CHALLENGE: Copy the material below word for word, keeping every line and coordinate unchanged.

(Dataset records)
|---|

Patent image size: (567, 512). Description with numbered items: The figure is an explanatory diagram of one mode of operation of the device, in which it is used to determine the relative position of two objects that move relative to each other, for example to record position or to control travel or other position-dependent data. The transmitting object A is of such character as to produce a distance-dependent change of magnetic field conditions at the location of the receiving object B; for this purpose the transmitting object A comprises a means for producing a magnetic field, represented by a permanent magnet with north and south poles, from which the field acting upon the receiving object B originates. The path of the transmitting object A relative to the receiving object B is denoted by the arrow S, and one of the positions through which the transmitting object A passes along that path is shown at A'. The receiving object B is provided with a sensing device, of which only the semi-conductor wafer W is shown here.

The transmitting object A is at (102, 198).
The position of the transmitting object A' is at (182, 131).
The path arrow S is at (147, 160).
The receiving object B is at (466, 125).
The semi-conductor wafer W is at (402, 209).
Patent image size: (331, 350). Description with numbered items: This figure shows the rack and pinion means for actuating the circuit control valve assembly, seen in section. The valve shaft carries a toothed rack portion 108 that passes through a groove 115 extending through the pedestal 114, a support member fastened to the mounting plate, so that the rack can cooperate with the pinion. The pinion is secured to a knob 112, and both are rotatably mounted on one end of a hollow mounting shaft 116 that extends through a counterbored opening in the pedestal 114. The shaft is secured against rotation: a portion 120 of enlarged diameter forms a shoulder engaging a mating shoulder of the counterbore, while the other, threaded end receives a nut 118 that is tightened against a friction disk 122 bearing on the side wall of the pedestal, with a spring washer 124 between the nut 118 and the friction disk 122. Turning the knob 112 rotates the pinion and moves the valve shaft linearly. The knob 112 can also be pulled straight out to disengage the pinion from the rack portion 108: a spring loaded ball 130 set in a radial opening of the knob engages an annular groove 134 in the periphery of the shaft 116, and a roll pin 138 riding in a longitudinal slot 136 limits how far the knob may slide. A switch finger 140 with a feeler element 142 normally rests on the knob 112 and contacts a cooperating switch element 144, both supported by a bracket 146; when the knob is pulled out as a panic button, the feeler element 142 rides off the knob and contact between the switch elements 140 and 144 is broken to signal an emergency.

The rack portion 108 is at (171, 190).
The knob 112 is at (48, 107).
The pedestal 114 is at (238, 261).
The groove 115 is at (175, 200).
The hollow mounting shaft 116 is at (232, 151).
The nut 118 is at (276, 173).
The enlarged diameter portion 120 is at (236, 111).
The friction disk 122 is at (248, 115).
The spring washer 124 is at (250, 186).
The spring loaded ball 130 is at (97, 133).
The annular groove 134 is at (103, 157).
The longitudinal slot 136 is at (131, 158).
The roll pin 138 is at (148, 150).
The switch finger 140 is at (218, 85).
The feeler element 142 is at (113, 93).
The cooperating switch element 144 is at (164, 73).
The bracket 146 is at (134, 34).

|---|

EXERCISE RESPONSE:
Patent image size: (567, 512). Description with numbered items: The figure is an explanatory diagram of one mode of operation of the device, in which it is used to determine the relative position of two objects that move relative to each other, for example to record position or to control travel or other position-dependent data. The transmitting object A is of such character as to produce a distance-dependent change of magnetic field conditions at the location of the receiving object B; for this purpose the transmitting object A comprises a means for producing a magnetic field, represented by a permanent magnet with north and south poles, from which the field acting upon the receiving object B originates. The path of the transmitting object A relative to the receiving object B is denoted by the arrow S, and one of the positions through which the transmitting object A passes along that path is shown at A'. The receiving object B is provided with a sensing device, of which only the semi-conductor wafer W is shown here.

The transmitting object A is at (102, 198).
The position of the transmitting object A' is at (182, 131).
The path arrow S is at (147, 160).
The receiving object B is at (466, 125).
The semi-conductor wafer W is at (402, 209).
Patent image size: (331, 350). Description with numbered items: This figure shows the rack and pinion means for actuating the circuit control valve assembly, seen in section. The valve shaft carries a toothed rack portion 108 that passes through a groove 115 extending through the pedestal 114, a support member fastened to the mounting plate, so that the rack can cooperate with the pinion. The pinion is secured to a knob 112, and both are rotatably mounted on one end of a hollow mounting shaft 116 that extends through a counterbored opening in the pedestal 114. The shaft is secured against rotation: a portion 120 of enlarged diameter forms a shoulder engaging a mating shoulder of the counterbore, while the other, threaded end receives a nut 118 that is tightened against a friction disk 122 bearing on the side wall of the pedestal, with a spring washer 124 between the nut 118 and the friction disk 122. Turning the knob 112 rotates the pinion and moves the valve shaft linearly. The knob 112 can also be pulled straight out to disengage the pinion from the rack portion 108: a spring loaded ball 130 set in a radial opening of the knob engages an annular groove 134 in the periphery of the shaft 116, and a roll pin 138 riding in a longitudinal slot 136 limits how far the knob may slide. A switch finger 140 with a feeler element 142 normally rests on the knob 112 and contacts a cooperating switch element 144, both supported by a bracket 146; when the knob is pulled out as a panic button, the feeler element 142 rides off the knob and contact between the switch elements 140 and 144 is broken to signal an emergency.

The rack portion 108 is at (171, 190).
The knob 112 is at (48, 107).
The pedestal 114 is at (238, 261).
The groove 115 is at (175, 200).
The hollow mounting shaft 116 is at (232, 151).
The nut 118 is at (276, 173).
The enlarged diameter portion 120 is at (236, 111).
The friction disk 122 is at (248, 115).
The spring washer 124 is at (250, 186).
The spring loaded ball 130 is at (97, 133).
The annular groove 134 is at (103, 157).
The longitudinal slot 136 is at (131, 158).
The roll pin 138 is at (148, 150).
The switch finger 140 is at (218, 85).
The feeler element 142 is at (113, 93).
The cooperating switch element 144 is at (164, 73).
The bracket 146 is at (134, 34).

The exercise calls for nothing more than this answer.